*** PROVIDED MATERIAL ***
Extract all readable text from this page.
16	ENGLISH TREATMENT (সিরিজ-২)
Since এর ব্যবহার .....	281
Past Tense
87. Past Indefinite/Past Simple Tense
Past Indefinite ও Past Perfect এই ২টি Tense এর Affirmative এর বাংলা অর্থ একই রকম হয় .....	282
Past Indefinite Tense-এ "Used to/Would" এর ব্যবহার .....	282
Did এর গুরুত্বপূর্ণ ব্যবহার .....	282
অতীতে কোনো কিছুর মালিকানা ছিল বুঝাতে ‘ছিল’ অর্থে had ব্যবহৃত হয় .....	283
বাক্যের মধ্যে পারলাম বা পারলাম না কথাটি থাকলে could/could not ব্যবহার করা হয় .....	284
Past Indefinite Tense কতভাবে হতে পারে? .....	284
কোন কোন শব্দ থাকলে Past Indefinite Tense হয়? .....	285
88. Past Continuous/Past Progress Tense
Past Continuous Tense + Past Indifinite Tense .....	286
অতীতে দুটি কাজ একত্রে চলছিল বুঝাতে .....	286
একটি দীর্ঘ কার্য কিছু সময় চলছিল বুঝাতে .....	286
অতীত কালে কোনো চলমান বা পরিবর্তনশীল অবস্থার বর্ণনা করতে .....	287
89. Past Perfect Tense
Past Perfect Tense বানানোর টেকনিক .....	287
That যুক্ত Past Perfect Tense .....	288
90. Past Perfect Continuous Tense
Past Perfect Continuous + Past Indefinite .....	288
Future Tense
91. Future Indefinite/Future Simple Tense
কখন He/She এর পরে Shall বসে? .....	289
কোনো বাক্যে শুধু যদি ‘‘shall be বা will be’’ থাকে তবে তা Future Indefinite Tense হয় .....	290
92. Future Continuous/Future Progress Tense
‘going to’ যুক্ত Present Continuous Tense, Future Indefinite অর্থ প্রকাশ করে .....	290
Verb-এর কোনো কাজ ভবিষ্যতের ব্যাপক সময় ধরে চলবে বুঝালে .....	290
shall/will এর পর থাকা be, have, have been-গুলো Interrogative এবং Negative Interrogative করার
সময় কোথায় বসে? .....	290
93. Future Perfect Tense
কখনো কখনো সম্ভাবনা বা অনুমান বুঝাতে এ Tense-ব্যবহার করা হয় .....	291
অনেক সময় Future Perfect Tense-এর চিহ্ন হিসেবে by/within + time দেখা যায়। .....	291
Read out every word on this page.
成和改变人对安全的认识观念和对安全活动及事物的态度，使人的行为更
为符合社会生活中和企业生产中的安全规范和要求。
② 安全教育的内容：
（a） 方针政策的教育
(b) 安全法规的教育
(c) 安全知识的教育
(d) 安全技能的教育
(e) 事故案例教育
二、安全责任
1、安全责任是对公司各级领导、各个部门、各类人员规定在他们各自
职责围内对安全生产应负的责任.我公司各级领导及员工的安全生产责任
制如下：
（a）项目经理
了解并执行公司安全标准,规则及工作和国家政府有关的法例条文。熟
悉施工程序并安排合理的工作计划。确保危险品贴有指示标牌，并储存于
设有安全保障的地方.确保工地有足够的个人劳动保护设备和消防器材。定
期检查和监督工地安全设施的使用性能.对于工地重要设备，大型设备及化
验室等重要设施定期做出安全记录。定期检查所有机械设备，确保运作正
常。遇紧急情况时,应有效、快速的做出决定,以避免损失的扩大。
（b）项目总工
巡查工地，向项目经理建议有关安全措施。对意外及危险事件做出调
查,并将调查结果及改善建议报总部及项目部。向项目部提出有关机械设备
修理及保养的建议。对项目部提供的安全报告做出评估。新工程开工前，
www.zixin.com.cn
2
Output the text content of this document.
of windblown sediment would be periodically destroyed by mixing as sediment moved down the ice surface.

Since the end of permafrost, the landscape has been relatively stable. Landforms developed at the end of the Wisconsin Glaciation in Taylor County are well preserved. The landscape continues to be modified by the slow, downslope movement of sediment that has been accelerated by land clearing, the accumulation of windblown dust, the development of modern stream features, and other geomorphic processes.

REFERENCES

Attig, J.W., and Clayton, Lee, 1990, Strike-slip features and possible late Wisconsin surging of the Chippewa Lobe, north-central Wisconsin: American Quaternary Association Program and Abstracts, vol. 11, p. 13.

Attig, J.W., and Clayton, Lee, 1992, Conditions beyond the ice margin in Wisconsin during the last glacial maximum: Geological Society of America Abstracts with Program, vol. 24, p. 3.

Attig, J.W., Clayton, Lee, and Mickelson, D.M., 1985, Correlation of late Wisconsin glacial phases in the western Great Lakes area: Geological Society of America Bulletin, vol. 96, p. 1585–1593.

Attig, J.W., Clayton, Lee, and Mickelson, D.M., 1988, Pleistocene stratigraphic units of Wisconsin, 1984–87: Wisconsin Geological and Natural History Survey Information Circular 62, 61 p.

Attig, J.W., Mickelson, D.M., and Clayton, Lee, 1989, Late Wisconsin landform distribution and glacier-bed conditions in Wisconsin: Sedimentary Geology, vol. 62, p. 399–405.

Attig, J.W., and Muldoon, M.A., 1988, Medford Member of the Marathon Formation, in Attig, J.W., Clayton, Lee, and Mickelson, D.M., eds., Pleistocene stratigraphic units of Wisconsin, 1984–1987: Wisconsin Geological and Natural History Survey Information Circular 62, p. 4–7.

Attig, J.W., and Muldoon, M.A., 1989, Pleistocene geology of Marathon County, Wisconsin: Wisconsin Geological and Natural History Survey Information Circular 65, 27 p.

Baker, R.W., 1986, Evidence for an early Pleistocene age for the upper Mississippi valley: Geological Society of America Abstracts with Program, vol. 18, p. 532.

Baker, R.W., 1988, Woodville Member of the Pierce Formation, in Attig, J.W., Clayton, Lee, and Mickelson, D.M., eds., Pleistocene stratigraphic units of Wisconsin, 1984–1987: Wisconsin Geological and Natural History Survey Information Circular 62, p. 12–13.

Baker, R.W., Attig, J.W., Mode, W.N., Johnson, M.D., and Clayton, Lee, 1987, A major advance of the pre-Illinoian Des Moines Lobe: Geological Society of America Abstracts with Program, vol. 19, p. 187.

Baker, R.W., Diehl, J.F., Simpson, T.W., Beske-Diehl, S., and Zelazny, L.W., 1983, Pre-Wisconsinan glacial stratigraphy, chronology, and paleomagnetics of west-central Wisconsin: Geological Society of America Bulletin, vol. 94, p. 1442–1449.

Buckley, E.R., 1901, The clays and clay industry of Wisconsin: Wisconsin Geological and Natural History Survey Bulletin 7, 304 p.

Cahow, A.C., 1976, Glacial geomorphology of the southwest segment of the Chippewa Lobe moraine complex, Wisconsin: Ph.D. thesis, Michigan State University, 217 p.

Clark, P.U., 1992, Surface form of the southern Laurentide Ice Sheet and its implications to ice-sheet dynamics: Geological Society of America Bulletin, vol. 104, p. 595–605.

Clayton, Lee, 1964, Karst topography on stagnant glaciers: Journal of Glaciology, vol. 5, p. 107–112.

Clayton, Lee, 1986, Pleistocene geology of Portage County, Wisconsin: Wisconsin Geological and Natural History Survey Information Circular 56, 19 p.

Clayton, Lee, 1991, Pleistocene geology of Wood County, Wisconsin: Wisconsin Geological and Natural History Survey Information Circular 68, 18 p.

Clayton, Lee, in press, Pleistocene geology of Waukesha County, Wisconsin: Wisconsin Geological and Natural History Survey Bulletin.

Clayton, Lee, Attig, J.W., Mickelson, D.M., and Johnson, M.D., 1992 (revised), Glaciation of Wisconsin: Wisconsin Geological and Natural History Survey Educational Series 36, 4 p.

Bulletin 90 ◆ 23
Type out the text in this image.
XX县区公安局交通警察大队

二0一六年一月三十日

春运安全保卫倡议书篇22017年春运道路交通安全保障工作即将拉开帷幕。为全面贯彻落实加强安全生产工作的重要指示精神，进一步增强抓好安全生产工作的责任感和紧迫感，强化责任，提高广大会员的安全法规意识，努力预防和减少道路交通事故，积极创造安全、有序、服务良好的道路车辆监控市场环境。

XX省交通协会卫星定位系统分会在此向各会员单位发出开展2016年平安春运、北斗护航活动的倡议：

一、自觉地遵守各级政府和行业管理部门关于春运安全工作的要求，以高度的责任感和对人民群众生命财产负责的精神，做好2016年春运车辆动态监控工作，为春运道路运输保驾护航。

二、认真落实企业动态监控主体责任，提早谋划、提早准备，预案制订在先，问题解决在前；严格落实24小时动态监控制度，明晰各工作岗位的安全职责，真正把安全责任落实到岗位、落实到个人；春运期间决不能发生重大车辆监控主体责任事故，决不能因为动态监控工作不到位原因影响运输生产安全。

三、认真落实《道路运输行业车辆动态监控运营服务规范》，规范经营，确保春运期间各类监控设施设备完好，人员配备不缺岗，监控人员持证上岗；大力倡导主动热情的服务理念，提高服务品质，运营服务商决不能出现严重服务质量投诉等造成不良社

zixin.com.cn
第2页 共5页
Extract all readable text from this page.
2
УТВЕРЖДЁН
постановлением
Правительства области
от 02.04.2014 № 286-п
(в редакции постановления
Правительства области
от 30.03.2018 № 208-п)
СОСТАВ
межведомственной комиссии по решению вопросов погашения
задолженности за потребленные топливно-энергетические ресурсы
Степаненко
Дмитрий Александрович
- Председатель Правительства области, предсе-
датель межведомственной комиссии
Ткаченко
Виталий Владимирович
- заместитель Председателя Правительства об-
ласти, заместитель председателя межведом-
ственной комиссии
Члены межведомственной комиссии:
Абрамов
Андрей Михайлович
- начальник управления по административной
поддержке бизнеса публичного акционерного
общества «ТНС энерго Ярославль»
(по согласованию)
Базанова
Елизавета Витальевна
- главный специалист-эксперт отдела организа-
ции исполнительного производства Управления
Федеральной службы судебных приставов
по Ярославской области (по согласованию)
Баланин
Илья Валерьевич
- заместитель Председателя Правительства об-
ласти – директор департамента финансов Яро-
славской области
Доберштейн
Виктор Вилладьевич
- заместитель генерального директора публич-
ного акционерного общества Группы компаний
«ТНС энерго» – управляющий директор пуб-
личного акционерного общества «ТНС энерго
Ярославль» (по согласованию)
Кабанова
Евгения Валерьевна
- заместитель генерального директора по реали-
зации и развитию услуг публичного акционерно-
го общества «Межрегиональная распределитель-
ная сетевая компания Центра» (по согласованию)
***
** STATED EXERCISE **
Which lines in the records above contain the string "акционерного"? Copy each one.

** TASK RESULT **
поддержке бизнеса публичного акционерного
ного акционерного общества Группы компаний
личного акционерного общества «ТНС энерго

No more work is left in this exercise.